Omit all images. Transcribe the rest of the material below exactly.
==*==
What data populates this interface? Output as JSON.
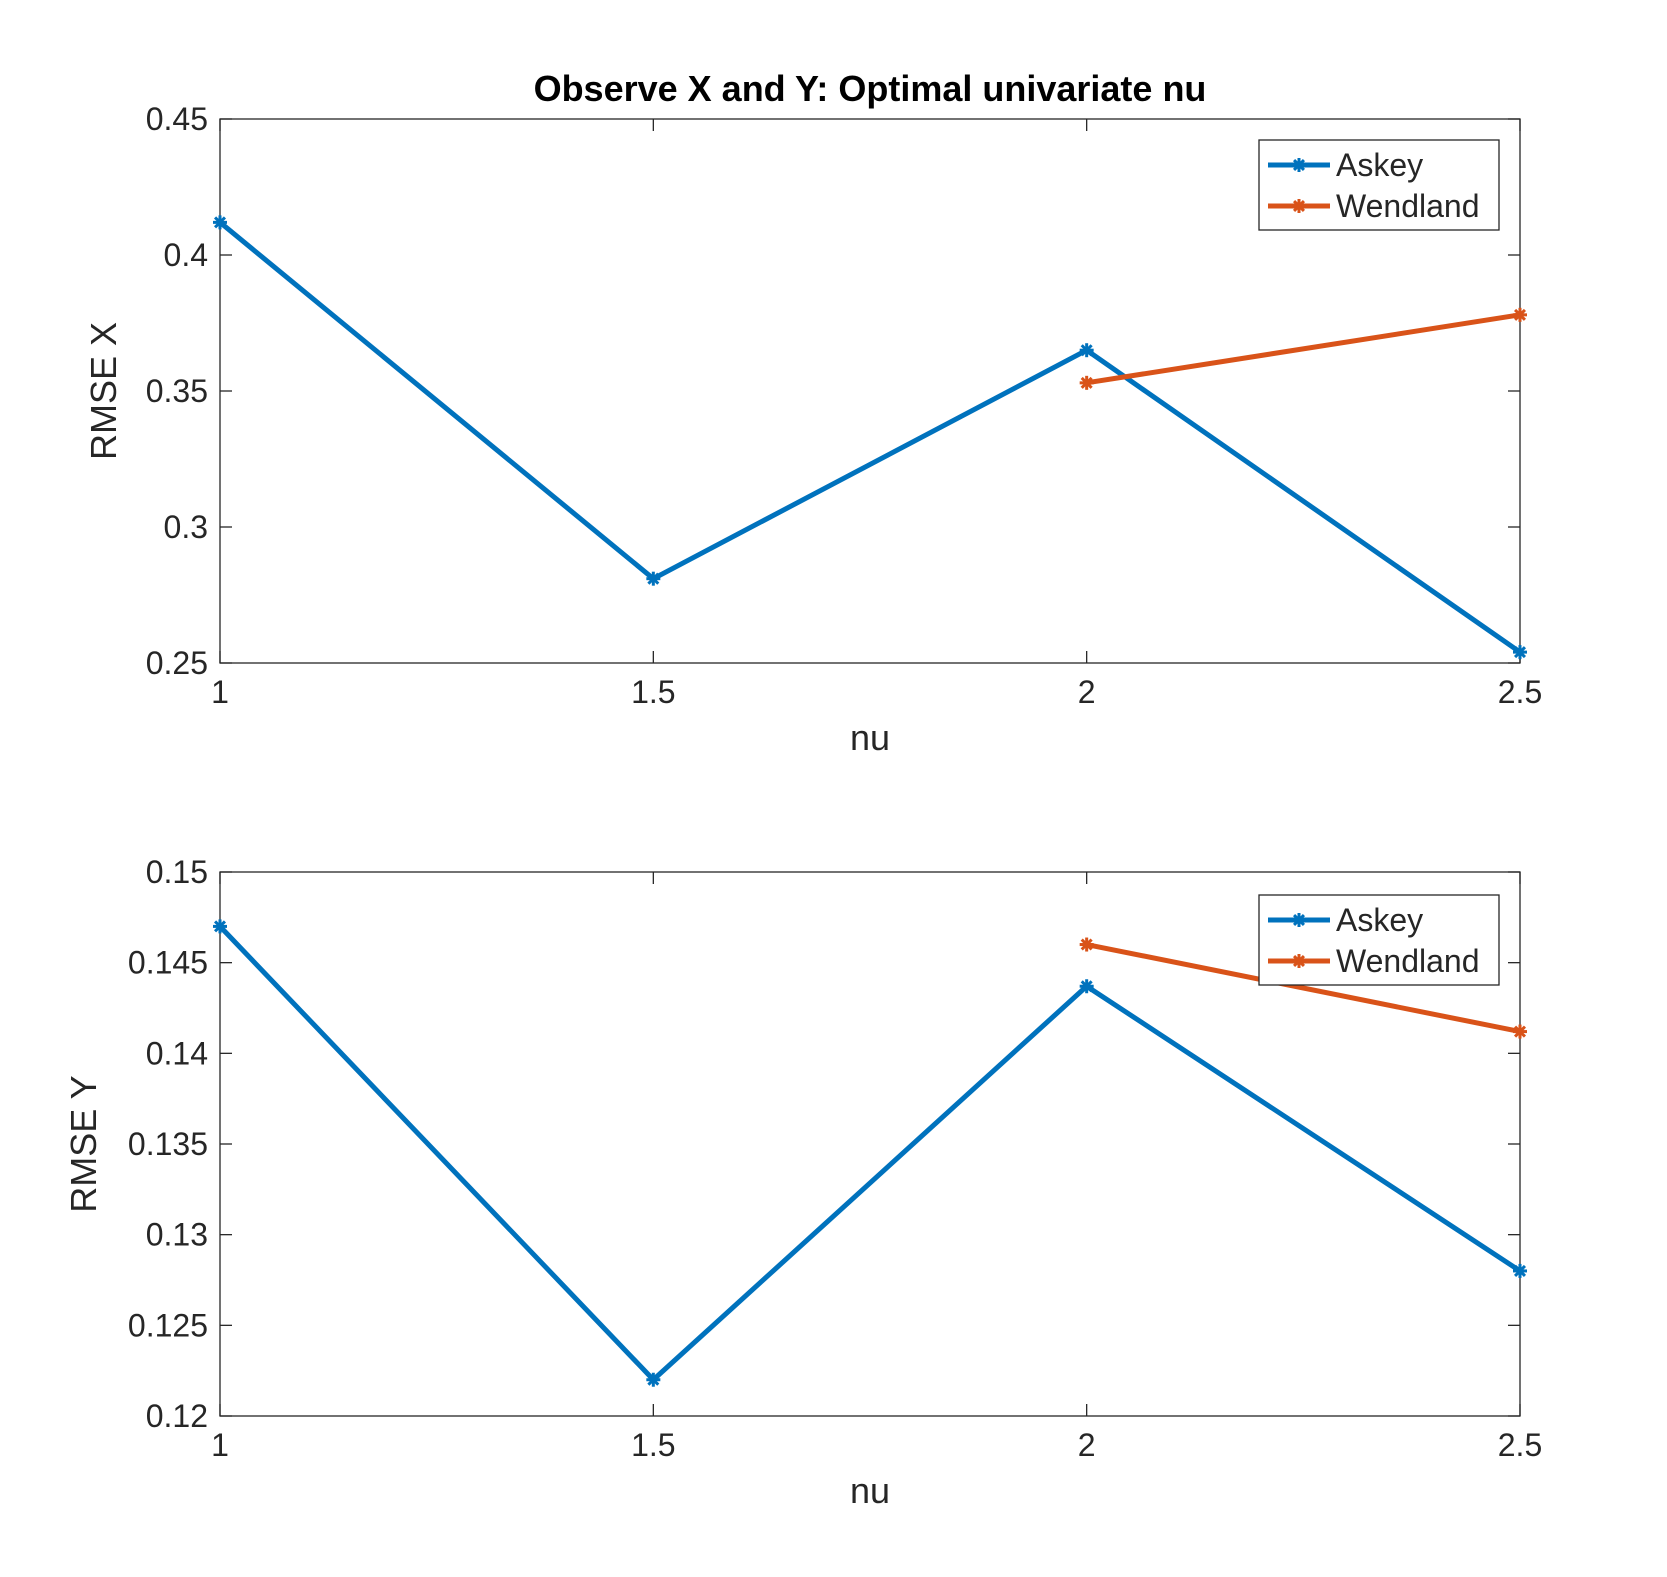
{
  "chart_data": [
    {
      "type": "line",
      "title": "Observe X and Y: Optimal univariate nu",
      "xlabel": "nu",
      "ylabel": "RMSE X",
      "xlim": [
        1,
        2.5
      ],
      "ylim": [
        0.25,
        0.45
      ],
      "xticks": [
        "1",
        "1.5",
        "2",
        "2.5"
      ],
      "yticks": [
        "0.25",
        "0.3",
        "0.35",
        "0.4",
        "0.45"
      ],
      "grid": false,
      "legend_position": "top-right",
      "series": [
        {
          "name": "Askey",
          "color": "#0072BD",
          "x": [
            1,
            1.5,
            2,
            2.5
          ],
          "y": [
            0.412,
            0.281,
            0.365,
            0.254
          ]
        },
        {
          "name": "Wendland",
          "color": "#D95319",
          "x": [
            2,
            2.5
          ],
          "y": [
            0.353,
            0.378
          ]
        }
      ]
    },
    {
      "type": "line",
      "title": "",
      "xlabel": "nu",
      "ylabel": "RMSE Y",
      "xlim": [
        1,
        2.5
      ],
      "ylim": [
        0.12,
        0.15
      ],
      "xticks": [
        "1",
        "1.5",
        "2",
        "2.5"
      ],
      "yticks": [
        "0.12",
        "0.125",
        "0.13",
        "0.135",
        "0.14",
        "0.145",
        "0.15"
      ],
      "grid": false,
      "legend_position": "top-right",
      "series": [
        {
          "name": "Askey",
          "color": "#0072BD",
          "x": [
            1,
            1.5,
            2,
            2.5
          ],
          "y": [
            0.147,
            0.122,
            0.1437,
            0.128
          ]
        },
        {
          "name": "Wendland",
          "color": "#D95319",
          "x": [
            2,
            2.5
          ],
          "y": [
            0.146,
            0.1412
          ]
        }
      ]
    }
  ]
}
==*==
Solution for this task:
What data populates this interface? Output as JSON.
{
  "chart_data": [
    {
      "type": "line",
      "title": "Observe X and Y: Optimal univariate nu",
      "xlabel": "nu",
      "ylabel": "RMSE X",
      "xlim": [
        1,
        2.5
      ],
      "ylim": [
        0.25,
        0.45
      ],
      "xticks": [
        "1",
        "1.5",
        "2",
        "2.5"
      ],
      "yticks": [
        "0.25",
        "0.3",
        "0.35",
        "0.4",
        "0.45"
      ],
      "grid": false,
      "legend_position": "top-right",
      "series": [
        {
          "name": "Askey",
          "color": "#0072BD",
          "x": [
            1,
            1.5,
            2,
            2.5
          ],
          "y": [
            0.412,
            0.281,
            0.365,
            0.254
          ]
        },
        {
          "name": "Wendland",
          "color": "#D95319",
          "x": [
            2,
            2.5
          ],
          "y": [
            0.353,
            0.378
          ]
        }
      ]
    },
    {
      "type": "line",
      "title": "",
      "xlabel": "nu",
      "ylabel": "RMSE Y",
      "xlim": [
        1,
        2.5
      ],
      "ylim": [
        0.12,
        0.15
      ],
      "xticks": [
        "1",
        "1.5",
        "2",
        "2.5"
      ],
      "yticks": [
        "0.12",
        "0.125",
        "0.13",
        "0.135",
        "0.14",
        "0.145",
        "0.15"
      ],
      "grid": false,
      "legend_position": "top-right",
      "series": [
        {
          "name": "Askey",
          "color": "#0072BD",
          "x": [
            1,
            1.5,
            2,
            2.5
          ],
          "y": [
            0.147,
            0.122,
            0.1437,
            0.128
          ]
        },
        {
          "name": "Wendland",
          "color": "#D95319",
          "x": [
            2,
            2.5
          ],
          "y": [
            0.146,
            0.1412
          ]
        }
      ]
    }
  ]
}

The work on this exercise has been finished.